* **THE REQUEST**: Write out all the data again, exactly as it stands.

[Stored entries]
-=-=-=-=-
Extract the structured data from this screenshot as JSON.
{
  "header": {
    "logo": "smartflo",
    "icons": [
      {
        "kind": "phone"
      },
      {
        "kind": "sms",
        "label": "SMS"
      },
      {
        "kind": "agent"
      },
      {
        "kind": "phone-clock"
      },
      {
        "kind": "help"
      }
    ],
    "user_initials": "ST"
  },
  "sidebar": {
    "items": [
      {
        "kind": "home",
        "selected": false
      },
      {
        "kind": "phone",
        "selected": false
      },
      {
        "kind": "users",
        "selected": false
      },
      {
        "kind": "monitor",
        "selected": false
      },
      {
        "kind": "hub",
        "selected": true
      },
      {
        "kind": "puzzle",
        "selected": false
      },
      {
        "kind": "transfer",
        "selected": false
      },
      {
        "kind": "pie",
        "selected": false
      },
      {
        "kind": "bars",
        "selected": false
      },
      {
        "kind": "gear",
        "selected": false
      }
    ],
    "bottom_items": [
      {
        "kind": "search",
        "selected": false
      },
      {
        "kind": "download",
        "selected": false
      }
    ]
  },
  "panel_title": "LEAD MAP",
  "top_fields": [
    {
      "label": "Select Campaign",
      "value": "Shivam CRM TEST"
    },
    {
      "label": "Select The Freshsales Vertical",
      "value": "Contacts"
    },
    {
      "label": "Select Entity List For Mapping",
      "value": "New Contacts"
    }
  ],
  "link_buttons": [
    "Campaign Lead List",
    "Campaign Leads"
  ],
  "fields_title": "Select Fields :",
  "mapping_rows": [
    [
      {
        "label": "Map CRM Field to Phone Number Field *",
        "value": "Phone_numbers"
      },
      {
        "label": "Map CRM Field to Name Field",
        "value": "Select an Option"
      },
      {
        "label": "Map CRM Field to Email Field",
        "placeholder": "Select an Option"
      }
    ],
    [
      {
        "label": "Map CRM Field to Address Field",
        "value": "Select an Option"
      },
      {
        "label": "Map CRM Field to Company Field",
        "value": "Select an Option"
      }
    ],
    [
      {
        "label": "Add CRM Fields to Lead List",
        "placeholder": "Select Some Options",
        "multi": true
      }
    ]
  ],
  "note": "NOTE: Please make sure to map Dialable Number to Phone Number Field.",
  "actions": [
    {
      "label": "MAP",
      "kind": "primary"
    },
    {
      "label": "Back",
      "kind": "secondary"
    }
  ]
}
-=-=-=-=-
* **COMPLETE ANSWER**:
Extract the structured data from this screenshot as JSON.
{
  "header": {
    "logo": "smartflo",
    "icons": [
      {
        "kind": "phone"
      },
      {
        "kind": "sms",
        "label": "SMS"
      },
      {
        "kind": "agent"
      },
      {
        "kind": "phone-clock"
      },
      {
        "kind": "help"
      }
    ],
    "user_initials": "ST"
  },
  "sidebar": {
    "items": [
      {
        "kind": "home",
        "selected": false
      },
      {
        "kind": "phone",
        "selected": false
      },
      {
        "kind": "users",
        "selected": false
      },
      {
        "kind": "monitor",
        "selected": false
      },
      {
        "kind": "hub",
        "selected": true
      },
      {
        "kind": "puzzle",
        "selected": false
      },
      {
        "kind": "transfer",
        "selected": false
      },
      {
        "kind": "pie",
        "selected": false
      },
      {
        "kind": "bars",
        "selected": false
      },
      {
        "kind": "gear",
        "selected": false
      }
    ],
    "bottom_items": [
      {
        "kind": "search",
        "selected": false
      },
      {
        "kind": "download",
        "selected": false
      }
    ]
  },
  "panel_title": "LEAD MAP",
  "top_fields": [
    {
      "label": "Select Campaign",
      "value": "Shivam CRM TEST"
    },
    {
      "label": "Select The Freshsales Vertical",
      "value": "Contacts"
    },
    {
      "label": "Select Entity List For Mapping",
      "value": "New Contacts"
    }
  ],
  "link_buttons": [
    "Campaign Lead List",
    "Campaign Leads"
  ],
  "fields_title": "Select Fields :",
  "mapping_rows": [
    [
      {
        "label": "Map CRM Field to Phone Number Field *",
        "value": "Phone_numbers"
      },
      {
        "label": "Map CRM Field to Name Field",
        "value": "Select an Option"
      },
      {
        "label": "Map CRM Field to Email Field",
        "placeholder": "Select an Option"
      }
    ],
    [
      {
        "label": "Map CRM Field to Address Field",
        "value": "Select an Option"
      },
      {
        "label": "Map CRM Field to Company Field",
        "value": "Select an Option"
      }
    ],
    [
      {
        "label": "Add CRM Fields to Lead List",
        "placeholder": "Select Some Options",
        "multi": true
      }
    ]
  ],
  "note": "NOTE: Please make sure to map Dialable Number to Phone Number Field.",
  "actions": [
    {
      "label": "MAP",
      "kind": "primary"
    },
    {
      "label": "Back",
      "kind": "secondary"
    }
  ]
}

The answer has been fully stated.